[Saved data entries]
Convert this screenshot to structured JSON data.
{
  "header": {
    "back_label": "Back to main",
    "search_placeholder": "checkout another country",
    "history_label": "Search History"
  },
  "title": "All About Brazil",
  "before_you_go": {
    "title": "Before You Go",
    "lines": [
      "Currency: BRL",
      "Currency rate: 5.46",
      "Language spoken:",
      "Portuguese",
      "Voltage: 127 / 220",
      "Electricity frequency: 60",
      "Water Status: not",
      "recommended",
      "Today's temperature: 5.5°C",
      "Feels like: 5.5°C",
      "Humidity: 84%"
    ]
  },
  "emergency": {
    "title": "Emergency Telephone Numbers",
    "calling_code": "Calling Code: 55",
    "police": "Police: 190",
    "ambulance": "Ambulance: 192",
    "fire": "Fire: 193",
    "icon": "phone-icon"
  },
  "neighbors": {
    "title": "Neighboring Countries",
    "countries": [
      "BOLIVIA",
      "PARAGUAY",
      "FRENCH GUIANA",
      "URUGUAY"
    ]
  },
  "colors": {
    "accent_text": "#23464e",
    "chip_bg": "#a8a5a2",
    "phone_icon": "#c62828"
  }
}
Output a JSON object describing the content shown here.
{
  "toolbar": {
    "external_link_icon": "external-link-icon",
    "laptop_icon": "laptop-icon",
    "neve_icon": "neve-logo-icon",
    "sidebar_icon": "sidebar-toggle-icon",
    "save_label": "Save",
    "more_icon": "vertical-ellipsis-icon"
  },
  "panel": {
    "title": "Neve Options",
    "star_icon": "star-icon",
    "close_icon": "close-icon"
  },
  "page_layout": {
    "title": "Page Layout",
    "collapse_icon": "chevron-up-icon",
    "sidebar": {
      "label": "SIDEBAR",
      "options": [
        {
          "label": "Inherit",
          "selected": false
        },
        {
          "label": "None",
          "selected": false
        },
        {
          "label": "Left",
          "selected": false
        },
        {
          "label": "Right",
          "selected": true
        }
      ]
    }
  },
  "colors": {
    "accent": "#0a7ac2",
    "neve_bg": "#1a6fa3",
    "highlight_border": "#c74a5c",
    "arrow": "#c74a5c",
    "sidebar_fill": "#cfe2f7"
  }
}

▶ WRITTEN TASK: Find every line in the records above that contains the word "title", and copy each one.

▶ WRITTEN SOLUTION:
  "title": "All About Brazil",
    "title": "Before You Go",
    "title": "Emergency Telephone Numbers",
    "title": "Neighboring Countries",
    "title": "Neve Options",
    "title": "Page Layout",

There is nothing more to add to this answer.